====== GIVEN DATA
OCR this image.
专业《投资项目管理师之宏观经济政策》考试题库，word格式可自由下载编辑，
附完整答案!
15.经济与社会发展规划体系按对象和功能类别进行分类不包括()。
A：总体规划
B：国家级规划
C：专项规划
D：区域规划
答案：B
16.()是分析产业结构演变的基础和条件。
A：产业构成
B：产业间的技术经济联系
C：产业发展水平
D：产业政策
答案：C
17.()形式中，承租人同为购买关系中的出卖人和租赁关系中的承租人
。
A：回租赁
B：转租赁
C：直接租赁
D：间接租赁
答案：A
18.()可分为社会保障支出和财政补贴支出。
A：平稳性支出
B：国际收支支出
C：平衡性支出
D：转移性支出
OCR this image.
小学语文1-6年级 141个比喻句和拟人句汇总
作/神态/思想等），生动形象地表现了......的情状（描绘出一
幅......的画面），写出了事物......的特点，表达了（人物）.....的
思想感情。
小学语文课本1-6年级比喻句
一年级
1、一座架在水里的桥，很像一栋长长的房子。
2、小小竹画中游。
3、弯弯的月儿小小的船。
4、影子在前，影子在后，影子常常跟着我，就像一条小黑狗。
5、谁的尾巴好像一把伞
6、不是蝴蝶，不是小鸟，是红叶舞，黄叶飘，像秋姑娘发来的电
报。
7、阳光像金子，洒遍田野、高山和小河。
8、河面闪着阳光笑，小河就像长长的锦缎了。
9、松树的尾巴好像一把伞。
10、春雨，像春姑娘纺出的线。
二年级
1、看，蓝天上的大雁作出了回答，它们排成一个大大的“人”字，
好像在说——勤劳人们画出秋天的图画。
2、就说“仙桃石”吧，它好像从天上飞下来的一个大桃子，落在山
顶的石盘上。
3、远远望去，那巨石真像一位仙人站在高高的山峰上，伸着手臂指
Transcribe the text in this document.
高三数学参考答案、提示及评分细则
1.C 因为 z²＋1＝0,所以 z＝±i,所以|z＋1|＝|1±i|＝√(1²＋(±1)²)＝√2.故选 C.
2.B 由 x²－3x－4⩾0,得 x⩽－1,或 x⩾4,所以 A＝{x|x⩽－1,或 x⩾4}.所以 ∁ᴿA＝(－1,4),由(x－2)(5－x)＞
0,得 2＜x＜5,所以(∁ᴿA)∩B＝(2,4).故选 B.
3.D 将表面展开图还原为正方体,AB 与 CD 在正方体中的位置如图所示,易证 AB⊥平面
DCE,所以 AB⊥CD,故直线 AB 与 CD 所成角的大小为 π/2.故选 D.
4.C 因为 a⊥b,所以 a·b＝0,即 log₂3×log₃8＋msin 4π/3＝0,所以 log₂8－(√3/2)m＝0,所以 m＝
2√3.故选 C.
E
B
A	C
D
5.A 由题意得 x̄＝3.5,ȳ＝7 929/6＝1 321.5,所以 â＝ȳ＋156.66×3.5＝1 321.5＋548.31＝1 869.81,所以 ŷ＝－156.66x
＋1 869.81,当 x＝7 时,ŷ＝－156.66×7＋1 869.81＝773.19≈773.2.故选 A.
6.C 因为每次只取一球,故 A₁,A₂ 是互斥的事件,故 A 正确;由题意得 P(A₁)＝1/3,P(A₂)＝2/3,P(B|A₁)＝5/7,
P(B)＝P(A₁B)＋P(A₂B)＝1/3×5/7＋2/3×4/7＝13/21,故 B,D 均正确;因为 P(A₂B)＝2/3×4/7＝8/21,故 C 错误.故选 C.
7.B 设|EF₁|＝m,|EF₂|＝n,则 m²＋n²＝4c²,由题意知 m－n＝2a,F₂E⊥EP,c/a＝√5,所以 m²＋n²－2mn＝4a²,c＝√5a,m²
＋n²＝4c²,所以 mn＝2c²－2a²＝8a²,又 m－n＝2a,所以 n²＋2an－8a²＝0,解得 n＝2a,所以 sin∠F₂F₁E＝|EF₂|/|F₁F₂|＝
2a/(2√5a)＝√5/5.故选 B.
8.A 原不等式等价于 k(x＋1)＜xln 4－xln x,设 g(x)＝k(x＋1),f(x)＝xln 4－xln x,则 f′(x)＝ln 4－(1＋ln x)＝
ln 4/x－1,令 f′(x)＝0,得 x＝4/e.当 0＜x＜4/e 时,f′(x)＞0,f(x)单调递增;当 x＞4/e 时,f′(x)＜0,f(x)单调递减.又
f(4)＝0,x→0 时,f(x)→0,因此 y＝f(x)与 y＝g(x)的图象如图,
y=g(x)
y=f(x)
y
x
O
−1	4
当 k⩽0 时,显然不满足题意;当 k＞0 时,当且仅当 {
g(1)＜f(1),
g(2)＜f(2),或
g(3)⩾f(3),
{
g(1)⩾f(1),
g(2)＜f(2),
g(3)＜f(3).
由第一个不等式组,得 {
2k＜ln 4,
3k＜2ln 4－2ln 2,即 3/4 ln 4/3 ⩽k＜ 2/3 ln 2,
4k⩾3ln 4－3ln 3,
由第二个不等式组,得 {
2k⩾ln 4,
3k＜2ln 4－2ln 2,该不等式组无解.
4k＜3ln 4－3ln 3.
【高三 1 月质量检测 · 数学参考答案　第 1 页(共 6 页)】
============
## SET TASK
Your task is to repeat the data exactly, with nothing left out.

## COMPLETED TASK
OCR this image.
专业《投资项目管理师之宏观经济政策》考试题库，word格式可自由下载编辑，
附完整答案!
15.经济与社会发展规划体系按对象和功能类别进行分类不包括()。
A：总体规划
B：国家级规划
C：专项规划
D：区域规划
答案：B
16.()是分析产业结构演变的基础和条件。
A：产业构成
B：产业间的技术经济联系
C：产业发展水平
D：产业政策
答案：C
17.()形式中，承租人同为购买关系中的出卖人和租赁关系中的承租人
。
A：回租赁
B：转租赁
C：直接租赁
D：间接租赁
答案：A
18.()可分为社会保障支出和财政补贴支出。
A：平稳性支出
B：国际收支支出
C：平衡性支出
D：转移性支出
OCR this image.
小学语文1-6年级 141个比喻句和拟人句汇总
作/神态/思想等），生动形象地表现了......的情状（描绘出一
幅......的画面），写出了事物......的特点，表达了（人物）.....的
思想感情。
小学语文课本1-6年级比喻句
一年级
1、一座架在水里的桥，很像一栋长长的房子。
2、小小竹画中游。
3、弯弯的月儿小小的船。
4、影子在前，影子在后，影子常常跟着我，就像一条小黑狗。
5、谁的尾巴好像一把伞
6、不是蝴蝶，不是小鸟，是红叶舞，黄叶飘，像秋姑娘发来的电
报。
7、阳光像金子，洒遍田野、高山和小河。
8、河面闪着阳光笑，小河就像长长的锦缎了。
9、松树的尾巴好像一把伞。
10、春雨，像春姑娘纺出的线。
二年级
1、看，蓝天上的大雁作出了回答，它们排成一个大大的“人”字，
好像在说——勤劳人们画出秋天的图画。
2、就说“仙桃石”吧，它好像从天上飞下来的一个大桃子，落在山
顶的石盘上。
3、远远望去，那巨石真像一位仙人站在高高的山峰上，伸着手臂指
Transcribe the text in this document.
高三数学参考答案、提示及评分细则
1.C 因为 z²＋1＝0,所以 z＝±i,所以|z＋1|＝|1±i|＝√(1²＋(±1)²)＝√2.故选 C.
2.B 由 x²－3x－4⩾0,得 x⩽－1,或 x⩾4,所以 A＝{x|x⩽－1,或 x⩾4}.所以 ∁ᴿA＝(－1,4),由(x－2)(5－x)＞
0,得 2＜x＜5,所以(∁ᴿA)∩B＝(2,4).故选 B.
3.D 将表面展开图还原为正方体,AB 与 CD 在正方体中的位置如图所示,易证 AB⊥平面
DCE,所以 AB⊥CD,故直线 AB 与 CD 所成角的大小为 π/2.故选 D.
4.C 因为 a⊥b,所以 a·b＝0,即 log₂3×log₃8＋msin 4π/3＝0,所以 log₂8－(√3/2)m＝0,所以 m＝
2√3.故选 C.
E
B
A	C
D
5.A 由题意得 x̄＝3.5,ȳ＝7 929/6＝1 321.5,所以 â＝ȳ＋156.66×3.5＝1 321.5＋548.31＝1 869.81,所以 ŷ＝－156.66x
＋1 869.81,当 x＝7 时,ŷ＝－156.66×7＋1 869.81＝773.19≈773.2.故选 A.
6.C 因为每次只取一球,故 A₁,A₂ 是互斥的事件,故 A 正确;由题意得 P(A₁)＝1/3,P(A₂)＝2/3,P(B|A₁)＝5/7,
P(B)＝P(A₁B)＋P(A₂B)＝1/3×5/7＋2/3×4/7＝13/21,故 B,D 均正确;因为 P(A₂B)＝2/3×4/7＝8/21,故 C 错误.故选 C.
7.B 设|EF₁|＝m,|EF₂|＝n,则 m²＋n²＝4c²,由题意知 m－n＝2a,F₂E⊥EP,c/a＝√5,所以 m²＋n²－2mn＝4a²,c＝√5a,m²
＋n²＝4c²,所以 mn＝2c²－2a²＝8a²,又 m－n＝2a,所以 n²＋2an－8a²＝0,解得 n＝2a,所以 sin∠F₂F₁E＝|EF₂|/|F₁F₂|＝
2a/(2√5a)＝√5/5.故选 B.
8.A 原不等式等价于 k(x＋1)＜xln 4－xln x,设 g(x)＝k(x＋1),f(x)＝xln 4－xln x,则 f′(x)＝ln 4－(1＋ln x)＝
ln 4/x－1,令 f′(x)＝0,得 x＝4/e.当 0＜x＜4/e 时,f′(x)＞0,f(x)单调递增;当 x＞4/e 时,f′(x)＜0,f(x)单调递减.又
f(4)＝0,x→0 时,f(x)→0,因此 y＝f(x)与 y＝g(x)的图象如图,
y=g(x)
y=f(x)
y
x
O
−1	4
当 k⩽0 时,显然不满足题意;当 k＞0 时,当且仅当 {
g(1)＜f(1),
g(2)＜f(2),或
g(3)⩾f(3),
{
g(1)⩾f(1),
g(2)＜f(2),
g(3)＜f(3).
由第一个不等式组,得 {
2k＜ln 4,
3k＜2ln 4－2ln 2,即 3/4 ln 4/3 ⩽k＜ 2/3 ln 2,
4k⩾3ln 4－3ln 3,
由第二个不等式组,得 {
2k⩾ln 4,
3k＜2ln 4－2ln 2,该不等式组无解.
4k＜3ln 4－3ln 3.
【高三 1 月质量检测 · 数学参考答案　第 1 页(共 6 页)】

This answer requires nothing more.